┌──

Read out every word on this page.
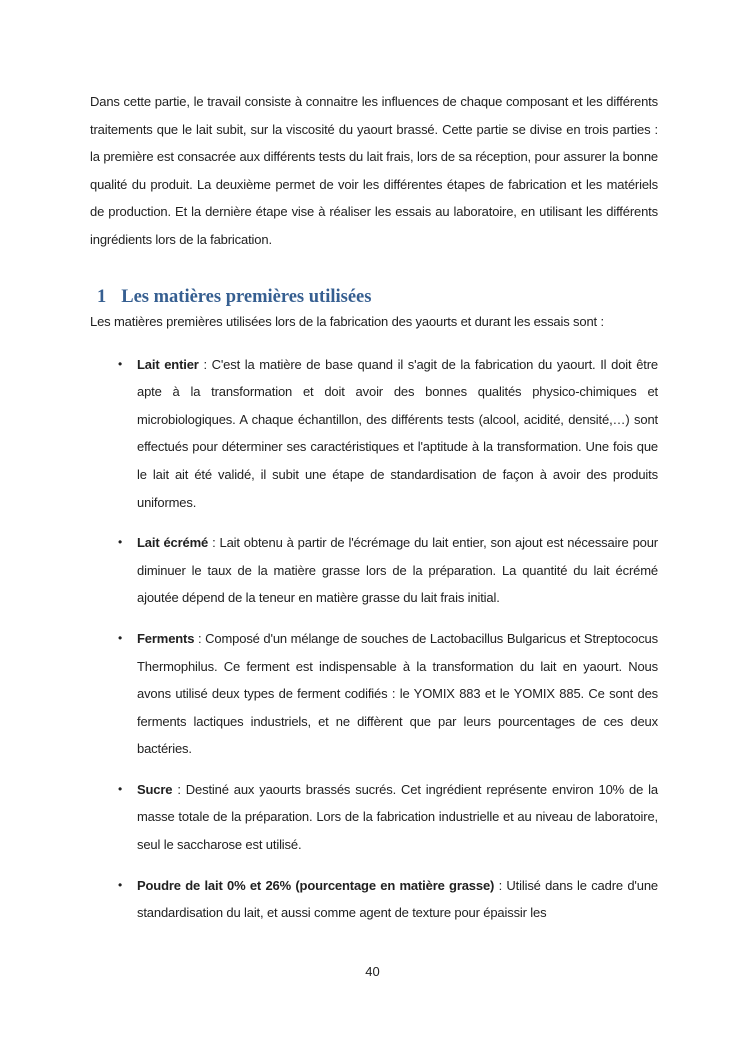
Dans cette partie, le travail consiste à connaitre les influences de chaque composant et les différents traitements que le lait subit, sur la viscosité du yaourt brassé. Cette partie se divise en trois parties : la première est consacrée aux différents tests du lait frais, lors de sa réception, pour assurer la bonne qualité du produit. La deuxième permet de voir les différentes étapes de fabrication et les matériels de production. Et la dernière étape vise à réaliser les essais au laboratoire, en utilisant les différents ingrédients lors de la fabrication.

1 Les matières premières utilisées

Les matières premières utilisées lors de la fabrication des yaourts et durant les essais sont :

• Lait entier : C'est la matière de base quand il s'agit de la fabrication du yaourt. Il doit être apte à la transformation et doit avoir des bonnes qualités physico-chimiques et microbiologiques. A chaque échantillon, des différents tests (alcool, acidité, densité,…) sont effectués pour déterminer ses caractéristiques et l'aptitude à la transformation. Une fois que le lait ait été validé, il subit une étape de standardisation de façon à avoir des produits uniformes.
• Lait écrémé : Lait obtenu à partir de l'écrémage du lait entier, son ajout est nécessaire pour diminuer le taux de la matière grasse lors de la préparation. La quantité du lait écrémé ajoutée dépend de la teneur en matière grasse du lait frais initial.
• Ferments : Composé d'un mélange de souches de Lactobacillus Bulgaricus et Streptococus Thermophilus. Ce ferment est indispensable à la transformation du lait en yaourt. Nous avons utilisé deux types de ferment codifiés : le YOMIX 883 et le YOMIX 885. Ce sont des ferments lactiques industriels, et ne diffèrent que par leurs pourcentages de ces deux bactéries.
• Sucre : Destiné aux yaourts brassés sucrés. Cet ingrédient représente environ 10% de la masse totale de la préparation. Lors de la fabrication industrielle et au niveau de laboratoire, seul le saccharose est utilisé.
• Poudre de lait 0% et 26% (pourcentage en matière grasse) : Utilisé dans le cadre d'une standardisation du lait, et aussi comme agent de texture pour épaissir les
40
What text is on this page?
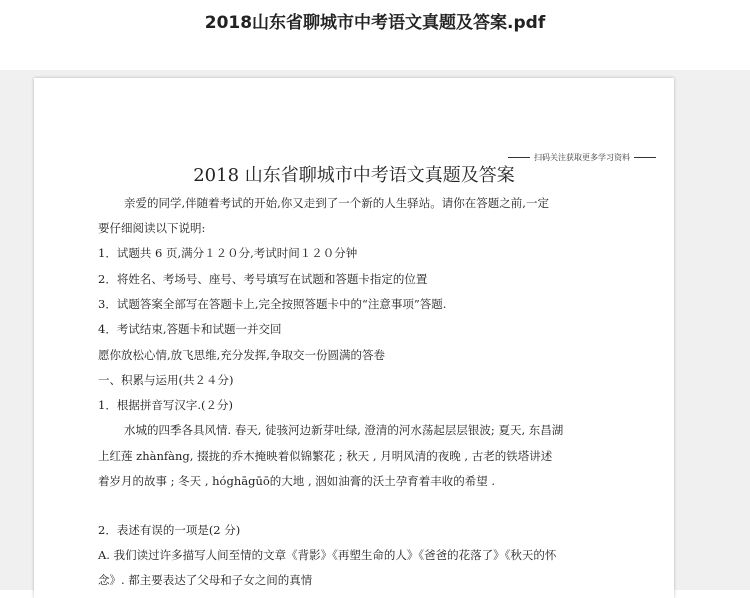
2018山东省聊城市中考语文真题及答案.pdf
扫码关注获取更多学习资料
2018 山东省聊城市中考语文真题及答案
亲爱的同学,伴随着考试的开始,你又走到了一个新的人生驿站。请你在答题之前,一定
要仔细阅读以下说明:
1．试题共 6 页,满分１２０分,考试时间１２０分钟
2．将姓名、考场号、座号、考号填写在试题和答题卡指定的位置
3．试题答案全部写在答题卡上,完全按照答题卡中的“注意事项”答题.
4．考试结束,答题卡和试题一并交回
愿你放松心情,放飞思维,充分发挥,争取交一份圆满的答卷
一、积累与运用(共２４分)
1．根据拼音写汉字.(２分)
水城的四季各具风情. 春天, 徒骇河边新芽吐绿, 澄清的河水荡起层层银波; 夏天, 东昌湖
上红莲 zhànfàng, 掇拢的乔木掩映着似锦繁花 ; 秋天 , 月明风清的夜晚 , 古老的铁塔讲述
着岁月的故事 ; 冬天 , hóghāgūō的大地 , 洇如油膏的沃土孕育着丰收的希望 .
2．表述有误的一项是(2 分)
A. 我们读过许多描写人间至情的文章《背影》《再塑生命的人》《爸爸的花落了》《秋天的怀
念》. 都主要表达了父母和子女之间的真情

└──

_TO BE DONE:_ State the number of lines in the data that include the string "utilisées", and add nothing else.

_FULL OUTPUT:_ 2